(Data entries for graphics)
= = =

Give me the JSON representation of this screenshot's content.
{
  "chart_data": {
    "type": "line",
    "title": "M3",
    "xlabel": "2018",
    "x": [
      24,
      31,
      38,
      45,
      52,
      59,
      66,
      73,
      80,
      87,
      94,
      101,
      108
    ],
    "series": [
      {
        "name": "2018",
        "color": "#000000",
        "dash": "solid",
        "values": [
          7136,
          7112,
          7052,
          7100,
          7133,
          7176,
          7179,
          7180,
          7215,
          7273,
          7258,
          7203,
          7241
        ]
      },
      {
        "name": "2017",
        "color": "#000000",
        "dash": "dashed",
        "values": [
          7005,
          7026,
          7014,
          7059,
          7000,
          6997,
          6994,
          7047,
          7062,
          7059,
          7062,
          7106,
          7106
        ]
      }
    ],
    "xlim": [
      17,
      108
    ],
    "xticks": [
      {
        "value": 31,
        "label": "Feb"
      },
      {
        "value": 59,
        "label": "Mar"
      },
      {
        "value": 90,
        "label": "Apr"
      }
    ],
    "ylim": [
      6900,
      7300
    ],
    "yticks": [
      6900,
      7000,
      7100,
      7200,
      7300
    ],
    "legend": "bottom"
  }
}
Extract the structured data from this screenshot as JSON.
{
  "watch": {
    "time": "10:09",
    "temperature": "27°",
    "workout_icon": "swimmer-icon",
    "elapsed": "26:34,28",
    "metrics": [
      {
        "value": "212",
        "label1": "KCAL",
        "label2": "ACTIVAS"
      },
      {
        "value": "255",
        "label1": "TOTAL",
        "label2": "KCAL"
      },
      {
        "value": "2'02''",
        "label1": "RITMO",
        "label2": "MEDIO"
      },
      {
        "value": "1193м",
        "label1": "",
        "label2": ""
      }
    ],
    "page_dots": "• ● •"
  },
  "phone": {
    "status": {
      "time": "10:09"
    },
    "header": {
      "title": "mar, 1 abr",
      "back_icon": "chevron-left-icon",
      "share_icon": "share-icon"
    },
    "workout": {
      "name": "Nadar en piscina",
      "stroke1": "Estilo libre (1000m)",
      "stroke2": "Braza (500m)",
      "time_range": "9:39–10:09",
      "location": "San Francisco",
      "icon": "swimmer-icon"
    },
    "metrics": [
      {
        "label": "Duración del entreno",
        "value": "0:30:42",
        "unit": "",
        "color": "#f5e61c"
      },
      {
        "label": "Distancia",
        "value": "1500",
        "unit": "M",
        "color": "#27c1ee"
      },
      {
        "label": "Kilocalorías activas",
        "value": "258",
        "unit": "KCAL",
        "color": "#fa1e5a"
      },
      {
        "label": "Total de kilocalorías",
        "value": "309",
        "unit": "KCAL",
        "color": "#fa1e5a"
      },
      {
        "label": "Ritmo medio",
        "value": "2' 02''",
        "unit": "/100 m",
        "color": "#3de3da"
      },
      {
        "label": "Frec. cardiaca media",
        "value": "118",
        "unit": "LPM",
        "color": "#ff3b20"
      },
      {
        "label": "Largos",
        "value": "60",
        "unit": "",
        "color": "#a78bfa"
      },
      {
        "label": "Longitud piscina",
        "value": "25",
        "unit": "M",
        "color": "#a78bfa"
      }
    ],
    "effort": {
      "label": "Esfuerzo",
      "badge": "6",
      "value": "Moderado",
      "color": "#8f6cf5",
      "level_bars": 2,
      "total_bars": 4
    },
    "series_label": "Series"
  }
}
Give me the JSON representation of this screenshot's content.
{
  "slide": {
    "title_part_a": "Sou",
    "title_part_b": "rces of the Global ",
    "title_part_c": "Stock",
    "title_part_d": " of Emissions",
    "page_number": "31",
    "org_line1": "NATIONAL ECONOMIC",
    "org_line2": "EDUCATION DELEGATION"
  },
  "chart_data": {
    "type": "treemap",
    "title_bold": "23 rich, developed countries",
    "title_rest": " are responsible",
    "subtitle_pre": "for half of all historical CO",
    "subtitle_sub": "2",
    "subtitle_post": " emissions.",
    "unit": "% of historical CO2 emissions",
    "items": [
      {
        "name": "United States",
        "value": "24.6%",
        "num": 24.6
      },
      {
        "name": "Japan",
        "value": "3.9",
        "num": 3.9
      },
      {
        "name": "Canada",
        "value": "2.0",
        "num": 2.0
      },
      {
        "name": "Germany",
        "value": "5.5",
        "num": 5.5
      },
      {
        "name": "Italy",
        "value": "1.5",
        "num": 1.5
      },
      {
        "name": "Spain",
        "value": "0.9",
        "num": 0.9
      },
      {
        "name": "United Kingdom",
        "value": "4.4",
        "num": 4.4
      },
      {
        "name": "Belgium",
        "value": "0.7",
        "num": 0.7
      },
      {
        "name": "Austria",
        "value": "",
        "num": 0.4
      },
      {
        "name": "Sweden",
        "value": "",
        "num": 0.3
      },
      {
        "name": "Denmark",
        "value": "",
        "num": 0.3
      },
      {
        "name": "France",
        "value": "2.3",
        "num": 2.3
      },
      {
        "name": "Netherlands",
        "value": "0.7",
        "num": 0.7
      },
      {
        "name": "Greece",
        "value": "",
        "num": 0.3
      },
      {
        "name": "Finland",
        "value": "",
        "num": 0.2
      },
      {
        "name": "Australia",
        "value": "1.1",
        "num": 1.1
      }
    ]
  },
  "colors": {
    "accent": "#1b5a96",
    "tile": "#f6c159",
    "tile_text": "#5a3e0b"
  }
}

= = =

Transcribe the full listing above without leaving anything out.

Task response:
Give me the JSON representation of this screenshot's content.
{
  "chart_data": {
    "type": "line",
    "title": "M3",
    "xlabel": "2018",
    "x": [
      24,
      31,
      38,
      45,
      52,
      59,
      66,
      73,
      80,
      87,
      94,
      101,
      108
    ],
    "series": [
      {
        "name": "2018",
        "color": "#000000",
        "dash": "solid",
        "values": [
          7136,
          7112,
          7052,
          7100,
          7133,
          7176,
          7179,
          7180,
          7215,
          7273,
          7258,
          7203,
          7241
        ]
      },
      {
        "name": "2017",
        "color": "#000000",
        "dash": "dashed",
        "values": [
          7005,
          7026,
          7014,
          7059,
          7000,
          6997,
          6994,
          7047,
          7062,
          7059,
          7062,
          7106,
          7106
        ]
      }
    ],
    "xlim": [
      17,
      108
    ],
    "xticks": [
      {
        "value": 31,
        "label": "Feb"
      },
      {
        "value": 59,
        "label": "Mar"
      },
      {
        "value": 90,
        "label": "Apr"
      }
    ],
    "ylim": [
      6900,
      7300
    ],
    "yticks": [
      6900,
      7000,
      7100,
      7200,
      7300
    ],
    "legend": "bottom"
  }
}
Extract the structured data from this screenshot as JSON.
{
  "watch": {
    "time": "10:09",
    "temperature": "27°",
    "workout_icon": "swimmer-icon",
    "elapsed": "26:34,28",
    "metrics": [
      {
        "value": "212",
        "label1": "KCAL",
        "label2": "ACTIVAS"
      },
      {
        "value": "255",
        "label1": "TOTAL",
        "label2": "KCAL"
      },
      {
        "value": "2'02''",
        "label1": "RITMO",
        "label2": "MEDIO"
      },
      {
        "value": "1193м",
        "label1": "",
        "label2": ""
      }
    ],
    "page_dots": "• ● •"
  },
  "phone": {
    "status": {
      "time": "10:09"
    },
    "header": {
      "title": "mar, 1 abr",
      "back_icon": "chevron-left-icon",
      "share_icon": "share-icon"
    },
    "workout": {
      "name": "Nadar en piscina",
      "stroke1": "Estilo libre (1000m)",
      "stroke2": "Braza (500m)",
      "time_range": "9:39–10:09",
      "location": "San Francisco",
      "icon": "swimmer-icon"
    },
    "metrics": [
      {
        "label": "Duración del entreno",
        "value": "0:30:42",
        "unit": "",
        "color": "#f5e61c"
      },
      {
        "label": "Distancia",
        "value": "1500",
        "unit": "M",
        "color": "#27c1ee"
      },
      {
        "label": "Kilocalorías activas",
        "value": "258",
        "unit": "KCAL",
        "color": "#fa1e5a"
      },
      {
        "label": "Total de kilocalorías",
        "value": "309",
        "unit": "KCAL",
        "color": "#fa1e5a"
      },
      {
        "label": "Ritmo medio",
        "value": "2' 02''",
        "unit": "/100 m",
        "color": "#3de3da"
      },
      {
        "label": "Frec. cardiaca media",
        "value": "118",
        "unit": "LPM",
        "color": "#ff3b20"
      },
      {
        "label": "Largos",
        "value": "60",
        "unit": "",
        "color": "#a78bfa"
      },
      {
        "label": "Longitud piscina",
        "value": "25",
        "unit": "M",
        "color": "#a78bfa"
      }
    ],
    "effort": {
      "label": "Esfuerzo",
      "badge": "6",
      "value": "Moderado",
      "color": "#8f6cf5",
      "level_bars": 2,
      "total_bars": 4
    },
    "series_label": "Series"
  }
}
Give me the JSON representation of this screenshot's content.
{
  "slide": {
    "title_part_a": "Sou",
    "title_part_b": "rces of the Global ",
    "title_part_c": "Stock",
    "title_part_d": " of Emissions",
    "page_number": "31",
    "org_line1": "NATIONAL ECONOMIC",
    "org_line2": "EDUCATION DELEGATION"
  },
  "chart_data": {
    "type": "treemap",
    "title_bold": "23 rich, developed countries",
    "title_rest": " are responsible",
    "subtitle_pre": "for half of all historical CO",
    "subtitle_sub": "2",
    "subtitle_post": " emissions.",
    "unit": "% of historical CO2 emissions",
    "items": [
      {
        "name": "United States",
        "value": "24.6%",
        "num": 24.6
      },
      {
        "name": "Japan",
        "value": "3.9",
        "num": 3.9
      },
      {
        "name": "Canada",
        "value": "2.0",
        "num": 2.0
      },
      {
        "name": "Germany",
        "value": "5.5",
        "num": 5.5
      },
      {
        "name": "Italy",
        "value": "1.5",
        "num": 1.5
      },
      {
        "name": "Spain",
        "value": "0.9",
        "num": 0.9
      },
      {
        "name": "United Kingdom",
        "value": "4.4",
        "num": 4.4
      },
      {
        "name": "Belgium",
        "value": "0.7",
        "num": 0.7
      },
      {
        "name": "Austria",
        "value": "",
        "num": 0.4
      },
      {
        "name": "Sweden",
        "value": "",
        "num": 0.3
      },
      {
        "name": "Denmark",
        "value": "",
        "num": 0.3
      },
      {
        "name": "France",
        "value": "2.3",
        "num": 2.3
      },
      {
        "name": "Netherlands",
        "value": "0.7",
        "num": 0.7
      },
      {
        "name": "Greece",
        "value": "",
        "num": 0.3
      },
      {
        "name": "Finland",
        "value": "",
        "num": 0.2
      },
      {
        "name": "Australia",
        "value": "1.1",
        "num": 1.1
      }
    ]
  },
  "colors": {
    "accent": "#1b5a96",
    "tile": "#f6c159",
    "tile_text": "#5a3e0b"
  }
}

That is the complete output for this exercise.